### PROBLEM REQUIREMENTS
Your task is to reproduce the material exactly.

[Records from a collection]
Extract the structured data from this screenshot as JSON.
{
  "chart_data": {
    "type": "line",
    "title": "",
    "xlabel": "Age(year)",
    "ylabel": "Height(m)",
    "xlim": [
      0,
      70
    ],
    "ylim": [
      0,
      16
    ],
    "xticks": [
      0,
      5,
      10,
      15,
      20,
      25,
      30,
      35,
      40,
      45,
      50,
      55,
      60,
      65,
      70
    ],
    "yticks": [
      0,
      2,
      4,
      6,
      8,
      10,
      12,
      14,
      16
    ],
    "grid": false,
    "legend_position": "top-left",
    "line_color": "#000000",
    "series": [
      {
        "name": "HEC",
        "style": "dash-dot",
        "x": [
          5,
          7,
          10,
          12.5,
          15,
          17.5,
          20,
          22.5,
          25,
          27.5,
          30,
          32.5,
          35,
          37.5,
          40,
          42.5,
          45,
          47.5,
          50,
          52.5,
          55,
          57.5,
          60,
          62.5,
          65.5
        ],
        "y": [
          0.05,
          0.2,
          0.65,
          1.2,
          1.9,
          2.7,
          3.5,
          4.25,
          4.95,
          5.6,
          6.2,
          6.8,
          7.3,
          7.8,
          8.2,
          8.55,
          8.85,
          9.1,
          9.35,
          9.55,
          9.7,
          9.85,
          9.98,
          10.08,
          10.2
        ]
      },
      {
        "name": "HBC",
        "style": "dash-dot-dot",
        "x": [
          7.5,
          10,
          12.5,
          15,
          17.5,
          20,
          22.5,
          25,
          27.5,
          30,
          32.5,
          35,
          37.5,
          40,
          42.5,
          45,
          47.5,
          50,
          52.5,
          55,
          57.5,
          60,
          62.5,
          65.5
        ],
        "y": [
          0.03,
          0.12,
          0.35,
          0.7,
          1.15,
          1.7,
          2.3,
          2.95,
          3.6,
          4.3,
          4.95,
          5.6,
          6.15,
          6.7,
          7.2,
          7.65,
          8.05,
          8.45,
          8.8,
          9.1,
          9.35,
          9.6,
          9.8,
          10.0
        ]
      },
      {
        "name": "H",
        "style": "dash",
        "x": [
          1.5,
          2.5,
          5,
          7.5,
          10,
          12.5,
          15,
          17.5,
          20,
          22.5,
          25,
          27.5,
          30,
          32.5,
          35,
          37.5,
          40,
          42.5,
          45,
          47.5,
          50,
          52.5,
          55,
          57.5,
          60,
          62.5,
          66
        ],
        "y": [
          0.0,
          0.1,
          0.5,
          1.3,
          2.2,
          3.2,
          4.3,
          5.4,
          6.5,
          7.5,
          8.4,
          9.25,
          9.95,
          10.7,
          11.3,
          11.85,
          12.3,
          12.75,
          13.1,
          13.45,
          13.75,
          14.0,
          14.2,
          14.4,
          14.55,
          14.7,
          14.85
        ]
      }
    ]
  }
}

### FULL OUTPUT
Extract the structured data from this screenshot as JSON.
{
  "chart_data": {
    "type": "line",
    "title": "",
    "xlabel": "Age(year)",
    "ylabel": "Height(m)",
    "xlim": [
      0,
      70
    ],
    "ylim": [
      0,
      16
    ],
    "xticks": [
      0,
      5,
      10,
      15,
      20,
      25,
      30,
      35,
      40,
      45,
      50,
      55,
      60,
      65,
      70
    ],
    "yticks": [
      0,
      2,
      4,
      6,
      8,
      10,
      12,
      14,
      16
    ],
    "grid": false,
    "legend_position": "top-left",
    "line_color": "#000000",
    "series": [
      {
        "name": "HEC",
        "style": "dash-dot",
        "x": [
          5,
          7,
          10,
          12.5,
          15,
          17.5,
          20,
          22.5,
          25,
          27.5,
          30,
          32.5,
          35,
          37.5,
          40,
          42.5,
          45,
          47.5,
          50,
          52.5,
          55,
          57.5,
          60,
          62.5,
          65.5
        ],
        "y": [
          0.05,
          0.2,
          0.65,
          1.2,
          1.9,
          2.7,
          3.5,
          4.25,
          4.95,
          5.6,
          6.2,
          6.8,
          7.3,
          7.8,
          8.2,
          8.55,
          8.85,
          9.1,
          9.35,
          9.55,
          9.7,
          9.85,
          9.98,
          10.08,
          10.2
        ]
      },
      {
        "name": "HBC",
        "style": "dash-dot-dot",
        "x": [
          7.5,
          10,
          12.5,
          15,
          17.5,
          20,
          22.5,
          25,
          27.5,
          30,
          32.5,
          35,
          37.5,
          40,
          42.5,
          45,
          47.5,
          50,
          52.5,
          55,
          57.5,
          60,
          62.5,
          65.5
        ],
        "y": [
          0.03,
          0.12,
          0.35,
          0.7,
          1.15,
          1.7,
          2.3,
          2.95,
          3.6,
          4.3,
          4.95,
          5.6,
          6.15,
          6.7,
          7.2,
          7.65,
          8.05,
          8.45,
          8.8,
          9.1,
          9.35,
          9.6,
          9.8,
          10.0
        ]
      },
      {
        "name": "H",
        "style": "dash",
        "x": [
          1.5,
          2.5,
          5,
          7.5,
          10,
          12.5,
          15,
          17.5,
          20,
          22.5,
          25,
          27.5,
          30,
          32.5,
          35,
          37.5,
          40,
          42.5,
          45,
          47.5,
          50,
          52.5,
          55,
          57.5,
          60,
          62.5,
          66
        ],
        "y": [
          0.0,
          0.1,
          0.5,
          1.3,
          2.2,
          3.2,
          4.3,
          5.4,
          6.5,
          7.5,
          8.4,
          9.25,
          9.95,
          10.7,
          11.3,
          11.85,
          12.3,
          12.75,
          13.1,
          13.45,
          13.75,
          14.0,
          14.2,
          14.4,
          14.55,
          14.7,
          14.85
        ]
      }
    ]
  }
}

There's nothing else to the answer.